[start of DATA SUPPLIED]

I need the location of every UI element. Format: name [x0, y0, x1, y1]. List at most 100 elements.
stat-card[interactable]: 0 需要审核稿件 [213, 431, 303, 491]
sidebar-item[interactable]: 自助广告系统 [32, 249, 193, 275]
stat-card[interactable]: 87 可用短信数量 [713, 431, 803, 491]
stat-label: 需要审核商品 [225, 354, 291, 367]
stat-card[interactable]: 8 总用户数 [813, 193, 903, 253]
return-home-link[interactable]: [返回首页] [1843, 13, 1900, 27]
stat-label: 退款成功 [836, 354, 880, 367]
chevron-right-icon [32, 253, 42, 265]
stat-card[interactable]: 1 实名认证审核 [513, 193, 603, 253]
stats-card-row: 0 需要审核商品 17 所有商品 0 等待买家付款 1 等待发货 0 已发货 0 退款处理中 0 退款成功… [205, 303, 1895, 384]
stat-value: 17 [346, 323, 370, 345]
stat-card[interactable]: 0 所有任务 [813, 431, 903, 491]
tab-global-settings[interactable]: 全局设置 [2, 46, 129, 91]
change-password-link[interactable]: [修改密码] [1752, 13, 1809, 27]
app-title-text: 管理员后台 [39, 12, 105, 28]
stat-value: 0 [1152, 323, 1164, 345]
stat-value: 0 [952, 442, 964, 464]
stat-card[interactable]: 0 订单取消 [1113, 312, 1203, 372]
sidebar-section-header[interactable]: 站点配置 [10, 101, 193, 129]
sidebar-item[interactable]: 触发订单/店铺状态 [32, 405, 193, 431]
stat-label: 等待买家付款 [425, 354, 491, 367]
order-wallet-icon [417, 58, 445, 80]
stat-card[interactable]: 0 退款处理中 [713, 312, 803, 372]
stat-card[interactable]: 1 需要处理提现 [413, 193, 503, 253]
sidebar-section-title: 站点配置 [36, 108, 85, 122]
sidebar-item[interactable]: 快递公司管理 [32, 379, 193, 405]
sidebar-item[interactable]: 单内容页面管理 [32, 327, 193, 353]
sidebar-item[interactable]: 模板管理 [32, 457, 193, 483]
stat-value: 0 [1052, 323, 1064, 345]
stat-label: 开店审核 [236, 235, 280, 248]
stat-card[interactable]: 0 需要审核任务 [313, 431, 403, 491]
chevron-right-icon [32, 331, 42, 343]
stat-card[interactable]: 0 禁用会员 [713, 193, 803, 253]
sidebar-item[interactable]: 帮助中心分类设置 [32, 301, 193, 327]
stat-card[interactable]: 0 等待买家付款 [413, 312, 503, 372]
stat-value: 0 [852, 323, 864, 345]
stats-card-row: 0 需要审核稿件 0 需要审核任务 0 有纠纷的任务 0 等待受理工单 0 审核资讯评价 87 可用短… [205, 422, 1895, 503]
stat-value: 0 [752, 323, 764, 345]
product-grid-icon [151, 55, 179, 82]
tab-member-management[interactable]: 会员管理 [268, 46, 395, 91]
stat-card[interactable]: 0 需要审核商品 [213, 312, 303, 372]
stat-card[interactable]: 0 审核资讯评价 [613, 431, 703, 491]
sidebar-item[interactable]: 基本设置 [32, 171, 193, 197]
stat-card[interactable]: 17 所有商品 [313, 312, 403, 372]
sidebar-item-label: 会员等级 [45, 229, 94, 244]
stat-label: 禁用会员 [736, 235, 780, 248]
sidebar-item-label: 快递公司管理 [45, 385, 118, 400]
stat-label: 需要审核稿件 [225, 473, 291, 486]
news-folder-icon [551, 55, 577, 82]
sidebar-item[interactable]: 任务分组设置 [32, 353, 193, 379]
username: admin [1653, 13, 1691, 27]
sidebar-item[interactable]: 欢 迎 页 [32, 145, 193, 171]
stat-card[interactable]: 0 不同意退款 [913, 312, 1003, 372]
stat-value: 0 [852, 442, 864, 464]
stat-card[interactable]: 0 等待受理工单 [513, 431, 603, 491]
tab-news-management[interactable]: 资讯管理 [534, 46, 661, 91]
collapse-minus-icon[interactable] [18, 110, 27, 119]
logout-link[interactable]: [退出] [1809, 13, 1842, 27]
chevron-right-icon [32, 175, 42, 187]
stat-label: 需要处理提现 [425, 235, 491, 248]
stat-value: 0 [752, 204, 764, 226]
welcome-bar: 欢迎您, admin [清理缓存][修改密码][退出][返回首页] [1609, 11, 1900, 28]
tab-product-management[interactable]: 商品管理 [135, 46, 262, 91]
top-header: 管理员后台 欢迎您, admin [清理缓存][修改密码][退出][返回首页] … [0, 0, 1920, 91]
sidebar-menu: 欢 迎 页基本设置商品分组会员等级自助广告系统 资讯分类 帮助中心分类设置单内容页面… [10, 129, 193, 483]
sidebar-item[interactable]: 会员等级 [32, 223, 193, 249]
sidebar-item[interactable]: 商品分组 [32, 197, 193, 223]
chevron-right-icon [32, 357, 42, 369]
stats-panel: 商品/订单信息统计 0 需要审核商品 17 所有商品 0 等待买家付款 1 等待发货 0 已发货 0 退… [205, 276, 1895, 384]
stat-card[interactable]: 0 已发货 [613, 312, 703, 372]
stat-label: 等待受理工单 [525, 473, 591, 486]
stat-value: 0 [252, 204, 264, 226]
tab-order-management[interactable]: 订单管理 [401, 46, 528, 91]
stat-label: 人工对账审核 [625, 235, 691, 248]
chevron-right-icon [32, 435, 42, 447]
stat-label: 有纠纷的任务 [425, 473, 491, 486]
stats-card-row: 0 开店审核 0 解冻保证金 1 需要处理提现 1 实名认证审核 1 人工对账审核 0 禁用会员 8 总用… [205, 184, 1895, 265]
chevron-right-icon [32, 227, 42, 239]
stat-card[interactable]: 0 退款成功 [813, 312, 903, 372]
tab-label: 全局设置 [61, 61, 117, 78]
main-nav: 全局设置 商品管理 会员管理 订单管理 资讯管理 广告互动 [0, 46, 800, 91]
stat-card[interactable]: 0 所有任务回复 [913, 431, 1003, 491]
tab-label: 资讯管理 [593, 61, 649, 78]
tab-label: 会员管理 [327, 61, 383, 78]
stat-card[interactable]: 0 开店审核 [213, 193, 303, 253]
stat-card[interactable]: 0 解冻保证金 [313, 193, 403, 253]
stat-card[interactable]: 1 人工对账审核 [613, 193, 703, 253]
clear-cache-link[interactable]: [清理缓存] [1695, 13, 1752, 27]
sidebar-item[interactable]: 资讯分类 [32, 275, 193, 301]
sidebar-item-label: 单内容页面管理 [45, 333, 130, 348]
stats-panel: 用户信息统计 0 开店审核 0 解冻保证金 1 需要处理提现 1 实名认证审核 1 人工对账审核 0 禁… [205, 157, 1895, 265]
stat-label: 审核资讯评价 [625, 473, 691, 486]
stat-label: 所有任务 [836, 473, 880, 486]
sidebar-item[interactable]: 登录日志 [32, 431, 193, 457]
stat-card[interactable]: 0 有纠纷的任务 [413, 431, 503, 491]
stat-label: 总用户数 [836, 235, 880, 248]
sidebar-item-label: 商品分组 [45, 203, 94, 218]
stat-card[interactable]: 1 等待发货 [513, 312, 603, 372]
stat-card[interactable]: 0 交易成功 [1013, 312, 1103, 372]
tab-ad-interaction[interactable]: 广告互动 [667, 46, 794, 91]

[end of DATA SUPPLIED]

__THE REQUEST__: Rewrite all of the material above, replacing every "interactable" with "clickable" and leaving everything else unchanged.

__EXERCISE ANSWER__:
I need the location of every UI element. Format: name [x0, y0, x1, y1]. List at most 100 elements.
stat-card[clickable]: 0 需要审核稿件 [213, 431, 303, 491]
sidebar-item[clickable]: 自助广告系统 [32, 249, 193, 275]
stat-card[clickable]: 87 可用短信数量 [713, 431, 803, 491]
stat-label: 需要审核商品 [225, 354, 291, 367]
stat-card[clickable]: 8 总用户数 [813, 193, 903, 253]
return-home-link[clickable]: [返回首页] [1843, 13, 1900, 27]
stat-label: 退款成功 [836, 354, 880, 367]
chevron-right-icon [32, 253, 42, 265]
stat-card[clickable]: 1 实名认证审核 [513, 193, 603, 253]
stats-card-row: 0 需要审核商品 17 所有商品 0 等待买家付款 1 等待发货 0 已发货 0 退款处理中 0 退款成功… [205, 303, 1895, 384]
stat-value: 17 [346, 323, 370, 345]
stat-card[clickable]: 0 所有任务 [813, 431, 903, 491]
tab-global-settings[clickable]: 全局设置 [2, 46, 129, 91]
change-password-link[clickable]: [修改密码] [1752, 13, 1809, 27]
app-title-text: 管理员后台 [39, 12, 105, 28]
stat-value: 0 [1152, 323, 1164, 345]
stat-value: 0 [952, 442, 964, 464]
stat-card[clickable]: 0 订单取消 [1113, 312, 1203, 372]
sidebar-section-header[clickable]: 站点配置 [10, 101, 193, 129]
sidebar-item[clickable]: 触发订单/店铺状态 [32, 405, 193, 431]
stat-label: 等待买家付款 [425, 354, 491, 367]
order-wallet-icon [417, 58, 445, 80]
stat-card[clickable]: 0 退款处理中 [713, 312, 803, 372]
stat-card[clickable]: 1 需要处理提现 [413, 193, 503, 253]
sidebar-section-title: 站点配置 [36, 108, 85, 122]
sidebar-item[clickable]: 快递公司管理 [32, 379, 193, 405]
sidebar-item[clickable]: 单内容页面管理 [32, 327, 193, 353]
sidebar-item[clickable]: 模板管理 [32, 457, 193, 483]
stat-value: 0 [1052, 323, 1064, 345]
stat-label: 开店审核 [236, 235, 280, 248]
stat-card[clickable]: 0 需要审核任务 [313, 431, 403, 491]
chevron-right-icon [32, 331, 42, 343]
stat-card[clickable]: 0 禁用会员 [713, 193, 803, 253]
sidebar-item[clickable]: 帮助中心分类设置 [32, 301, 193, 327]
stat-card[clickable]: 0 等待买家付款 [413, 312, 503, 372]
stat-value: 0 [852, 323, 864, 345]
stats-card-row: 0 需要审核稿件 0 需要审核任务 0 有纠纷的任务 0 等待受理工单 0 审核资讯评价 87 可用短… [205, 422, 1895, 503]
stat-value: 0 [752, 323, 764, 345]
product-grid-icon [151, 55, 179, 82]
tab-member-management[clickable]: 会员管理 [268, 46, 395, 91]
stat-card[clickable]: 0 需要审核商品 [213, 312, 303, 372]
stat-card[clickable]: 0 审核资讯评价 [613, 431, 703, 491]
sidebar-item[clickable]: 基本设置 [32, 171, 193, 197]
stat-card[clickable]: 17 所有商品 [313, 312, 403, 372]
sidebar-item-label: 会员等级 [45, 229, 94, 244]
stat-label: 禁用会员 [736, 235, 780, 248]
sidebar-item-label: 快递公司管理 [45, 385, 118, 400]
stat-label: 需要审核稿件 [225, 473, 291, 486]
news-folder-icon [551, 55, 577, 82]
sidebar-item[clickable]: 任务分组设置 [32, 353, 193, 379]
username: admin [1653, 13, 1691, 27]
sidebar-item[clickable]: 欢 迎 页 [32, 145, 193, 171]
stat-card[clickable]: 0 不同意退款 [913, 312, 1003, 372]
stat-value: 0 [852, 442, 864, 464]
stat-card[clickable]: 0 等待受理工单 [513, 431, 603, 491]
tab-news-management[clickable]: 资讯管理 [534, 46, 661, 91]
collapse-minus-icon[clickable] [18, 110, 27, 119]
logout-link[clickable]: [退出] [1809, 13, 1842, 27]
chevron-right-icon [32, 175, 42, 187]
stat-label: 需要处理提现 [425, 235, 491, 248]
stat-value: 0 [752, 204, 764, 226]
welcome-bar: 欢迎您, admin [清理缓存][修改密码][退出][返回首页] [1609, 11, 1900, 28]
tab-product-management[clickable]: 商品管理 [135, 46, 262, 91]
top-header: 管理员后台 欢迎您, admin [清理缓存][修改密码][退出][返回首页] … [0, 0, 1920, 91]
sidebar-menu: 欢 迎 页基本设置商品分组会员等级自助广告系统 资讯分类 帮助中心分类设置单内容页面… [10, 129, 193, 483]
sidebar-item[clickable]: 会员等级 [32, 223, 193, 249]
sidebar-item[clickable]: 商品分组 [32, 197, 193, 223]
chevron-right-icon [32, 357, 42, 369]
stats-panel: 商品/订单信息统计 0 需要审核商品 17 所有商品 0 等待买家付款 1 等待发货 0 已发货 0 退… [205, 276, 1895, 384]
stat-card[clickable]: 0 已发货 [613, 312, 703, 372]
stat-label: 等待受理工单 [525, 473, 591, 486]
stat-value: 0 [252, 204, 264, 226]
tab-order-management[clickable]: 订单管理 [401, 46, 528, 91]
stat-label: 人工对账审核 [625, 235, 691, 248]
chevron-right-icon [32, 435, 42, 447]
stat-label: 有纠纷的任务 [425, 473, 491, 486]
stats-card-row: 0 开店审核 0 解冻保证金 1 需要处理提现 1 实名认证审核 1 人工对账审核 0 禁用会员 8 总用… [205, 184, 1895, 265]
chevron-right-icon [32, 227, 42, 239]
stat-card[clickable]: 0 退款成功 [813, 312, 903, 372]
tab-label: 全局设置 [61, 61, 117, 78]
main-nav: 全局设置 商品管理 会员管理 订单管理 资讯管理 广告互动 [0, 46, 800, 91]
stat-card[clickable]: 0 所有任务回复 [913, 431, 1003, 491]
tab-label: 资讯管理 [593, 61, 649, 78]
tab-label: 会员管理 [327, 61, 383, 78]
stat-card[clickable]: 0 开店审核 [213, 193, 303, 253]
stat-card[clickable]: 0 解冻保证金 [313, 193, 403, 253]
stat-card[clickable]: 1 人工对账审核 [613, 193, 703, 253]
clear-cache-link[clickable]: [清理缓存] [1695, 13, 1752, 27]
sidebar-item[clickable]: 资讯分类 [32, 275, 193, 301]
sidebar-item-label: 单内容页面管理 [45, 333, 130, 348]
stats-panel: 用户信息统计 0 开店审核 0 解冻保证金 1 需要处理提现 1 实名认证审核 1 人工对账审核 0 禁… [205, 157, 1895, 265]
stat-label: 审核资讯评价 [625, 473, 691, 486]
stat-label: 所有任务 [836, 473, 880, 486]
sidebar-item[clickable]: 登录日志 [32, 431, 193, 457]
stat-card[clickable]: 0 有纠纷的任务 [413, 431, 503, 491]
stat-label: 总用户数 [836, 235, 880, 248]
sidebar-item-label: 商品分组 [45, 203, 94, 218]
stat-card[clickable]: 1 等待发货 [513, 312, 603, 372]
stat-card[clickable]: 0 交易成功 [1013, 312, 1103, 372]
tab-ad-interaction[clickable]: 广告互动 [667, 46, 794, 91]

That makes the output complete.